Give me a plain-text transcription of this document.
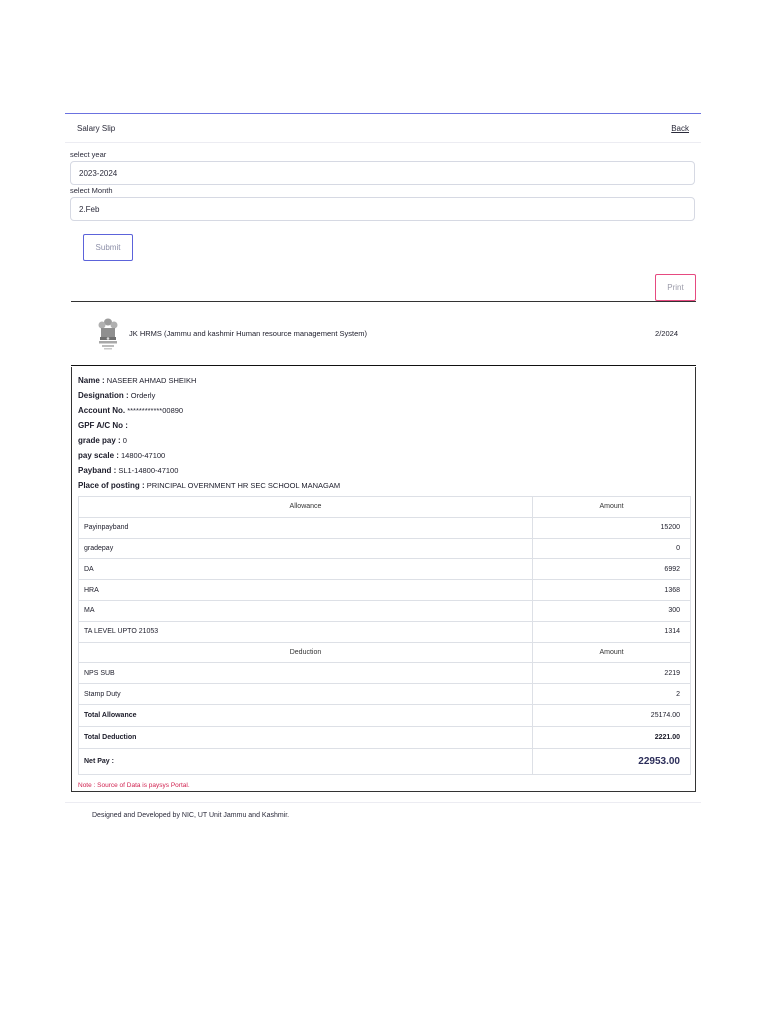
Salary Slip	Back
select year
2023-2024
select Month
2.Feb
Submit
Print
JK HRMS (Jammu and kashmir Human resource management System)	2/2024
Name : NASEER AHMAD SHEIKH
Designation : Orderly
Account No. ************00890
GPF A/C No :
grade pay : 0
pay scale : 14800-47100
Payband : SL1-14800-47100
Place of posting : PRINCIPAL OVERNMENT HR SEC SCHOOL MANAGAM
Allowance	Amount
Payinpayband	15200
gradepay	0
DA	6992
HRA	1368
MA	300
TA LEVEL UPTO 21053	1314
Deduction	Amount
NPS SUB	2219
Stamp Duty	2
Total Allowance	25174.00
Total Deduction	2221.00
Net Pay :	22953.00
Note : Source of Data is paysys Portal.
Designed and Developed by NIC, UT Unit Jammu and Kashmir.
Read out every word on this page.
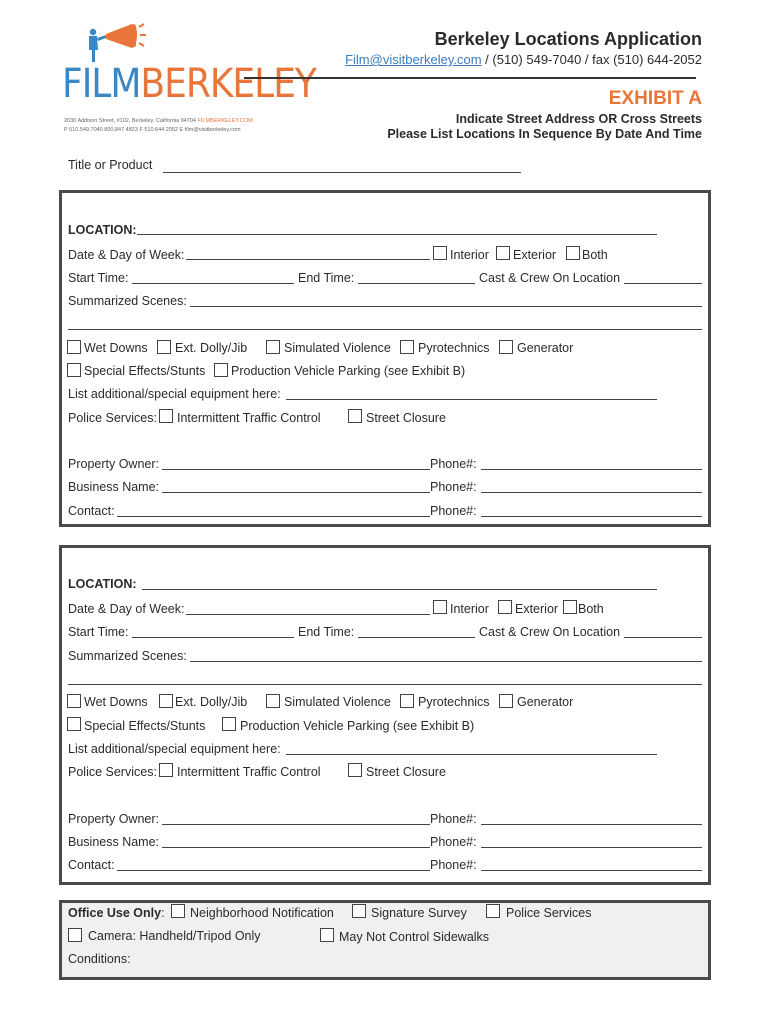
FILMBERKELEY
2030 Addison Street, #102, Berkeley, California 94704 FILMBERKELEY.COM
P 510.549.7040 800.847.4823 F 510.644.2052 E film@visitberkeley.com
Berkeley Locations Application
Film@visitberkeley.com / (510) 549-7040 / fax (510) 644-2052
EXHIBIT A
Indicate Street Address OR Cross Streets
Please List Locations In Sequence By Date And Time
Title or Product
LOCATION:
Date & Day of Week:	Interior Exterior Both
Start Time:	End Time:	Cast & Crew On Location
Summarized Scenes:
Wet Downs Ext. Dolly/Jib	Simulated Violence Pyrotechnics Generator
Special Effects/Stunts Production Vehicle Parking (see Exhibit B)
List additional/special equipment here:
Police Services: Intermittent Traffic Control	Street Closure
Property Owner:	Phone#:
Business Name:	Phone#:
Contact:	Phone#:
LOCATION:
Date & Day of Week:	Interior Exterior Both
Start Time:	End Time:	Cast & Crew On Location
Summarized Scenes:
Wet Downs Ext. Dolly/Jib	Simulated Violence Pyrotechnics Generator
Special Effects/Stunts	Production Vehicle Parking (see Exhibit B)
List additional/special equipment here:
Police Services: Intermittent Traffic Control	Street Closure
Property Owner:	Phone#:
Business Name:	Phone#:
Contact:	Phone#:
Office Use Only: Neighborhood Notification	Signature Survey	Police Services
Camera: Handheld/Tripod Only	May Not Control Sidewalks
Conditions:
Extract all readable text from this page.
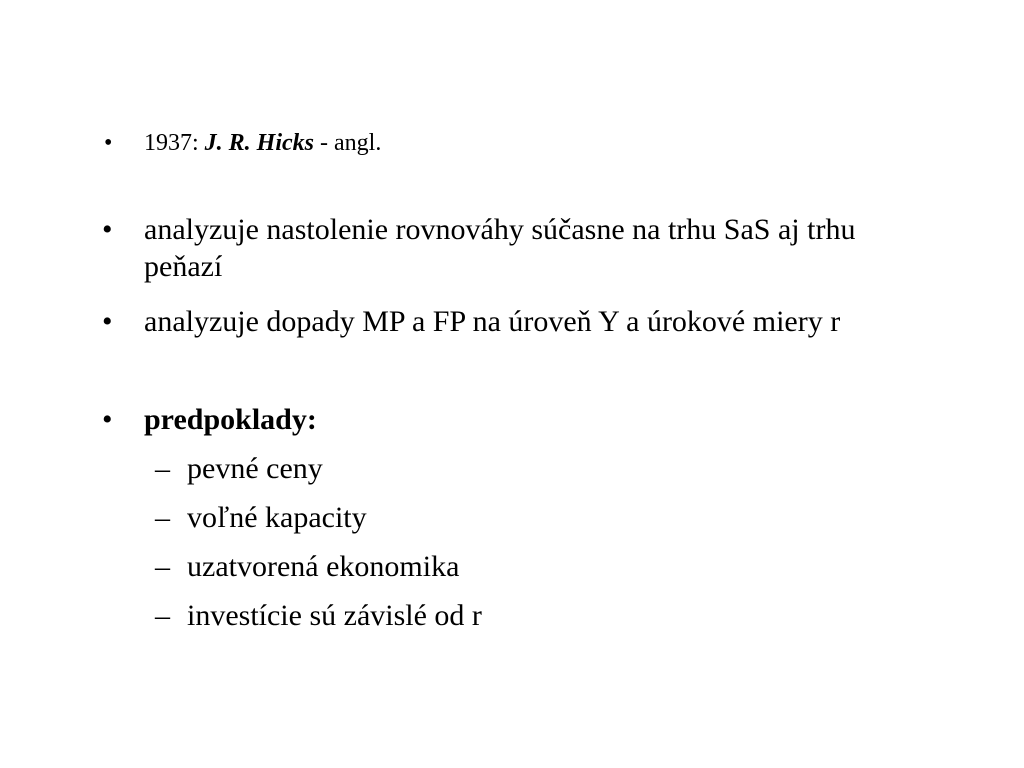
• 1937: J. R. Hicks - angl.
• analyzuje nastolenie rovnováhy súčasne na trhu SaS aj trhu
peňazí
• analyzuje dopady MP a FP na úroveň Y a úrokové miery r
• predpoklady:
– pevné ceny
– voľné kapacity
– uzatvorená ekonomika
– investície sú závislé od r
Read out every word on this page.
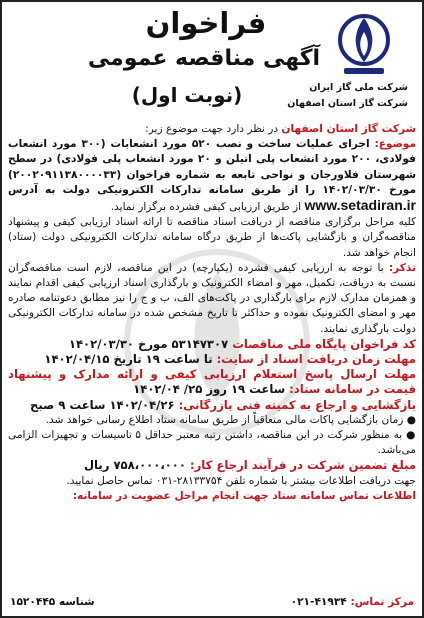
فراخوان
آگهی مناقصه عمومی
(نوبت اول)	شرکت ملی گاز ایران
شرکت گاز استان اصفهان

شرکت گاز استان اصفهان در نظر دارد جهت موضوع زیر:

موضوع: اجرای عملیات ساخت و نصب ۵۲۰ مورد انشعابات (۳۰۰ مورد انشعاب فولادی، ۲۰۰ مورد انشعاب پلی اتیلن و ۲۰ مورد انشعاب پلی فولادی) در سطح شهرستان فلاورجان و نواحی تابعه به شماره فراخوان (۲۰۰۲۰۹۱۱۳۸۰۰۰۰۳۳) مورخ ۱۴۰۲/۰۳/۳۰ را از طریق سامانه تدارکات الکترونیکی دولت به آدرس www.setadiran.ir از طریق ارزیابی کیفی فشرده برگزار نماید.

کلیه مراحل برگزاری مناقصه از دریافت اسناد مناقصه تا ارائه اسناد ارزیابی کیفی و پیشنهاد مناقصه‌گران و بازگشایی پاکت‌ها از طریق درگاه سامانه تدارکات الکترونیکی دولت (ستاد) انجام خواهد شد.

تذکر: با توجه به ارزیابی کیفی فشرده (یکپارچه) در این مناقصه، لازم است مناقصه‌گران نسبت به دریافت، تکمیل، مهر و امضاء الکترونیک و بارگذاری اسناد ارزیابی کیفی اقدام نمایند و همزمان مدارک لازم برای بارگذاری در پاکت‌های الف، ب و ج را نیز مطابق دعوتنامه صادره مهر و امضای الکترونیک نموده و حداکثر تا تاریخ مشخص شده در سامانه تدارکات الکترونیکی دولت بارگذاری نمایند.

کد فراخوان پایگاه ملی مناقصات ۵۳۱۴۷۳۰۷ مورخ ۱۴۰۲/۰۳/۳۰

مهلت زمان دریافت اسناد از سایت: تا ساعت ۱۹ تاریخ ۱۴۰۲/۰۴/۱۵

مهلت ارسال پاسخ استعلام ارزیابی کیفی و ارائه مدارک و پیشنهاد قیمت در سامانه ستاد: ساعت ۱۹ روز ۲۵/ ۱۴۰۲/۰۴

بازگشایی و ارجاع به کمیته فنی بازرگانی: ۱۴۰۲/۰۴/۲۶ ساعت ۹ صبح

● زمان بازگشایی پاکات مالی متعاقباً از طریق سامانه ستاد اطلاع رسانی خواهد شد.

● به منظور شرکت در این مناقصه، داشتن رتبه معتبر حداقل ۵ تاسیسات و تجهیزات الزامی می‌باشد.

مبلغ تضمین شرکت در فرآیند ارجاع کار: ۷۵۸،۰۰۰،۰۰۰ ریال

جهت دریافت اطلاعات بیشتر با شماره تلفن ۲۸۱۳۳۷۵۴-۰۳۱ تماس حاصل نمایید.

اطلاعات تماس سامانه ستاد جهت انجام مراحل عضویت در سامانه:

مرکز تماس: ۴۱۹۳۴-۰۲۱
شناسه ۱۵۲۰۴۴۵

-*-

* _Exercise prompt_: Locate all lines in the listing above with the word "فراخوان". Copy them.

* _Result of the task_:
فراخوان
موضوع: اجرای عملیات ساخت و نصب ۵۲۰ مورد انشعابات (۳۰۰ مورد انشعاب فولادی، ۲۰۰ مورد انشعاب پلی اتیلن و ۲۰ مورد انشعاب پلی فولادی) در سطح شهرستان فلاورجان و نواحی تابعه به شماره فراخوان (۲۰۰۲۰۹۱۱۳۸۰۰۰۰۳۳) مورخ ۱۴۰۲/۰۳/۳۰ را از طریق سامانه تدارکات الکترونیکی دولت به آدرس www.setadiran.ir از طریق ارزیابی کیفی فشرده برگزار نماید.
کد فراخوان پایگاه ملی مناقصات ۵۳۱۴۷۳۰۷ مورخ ۱۴۰۲/۰۳/۳۰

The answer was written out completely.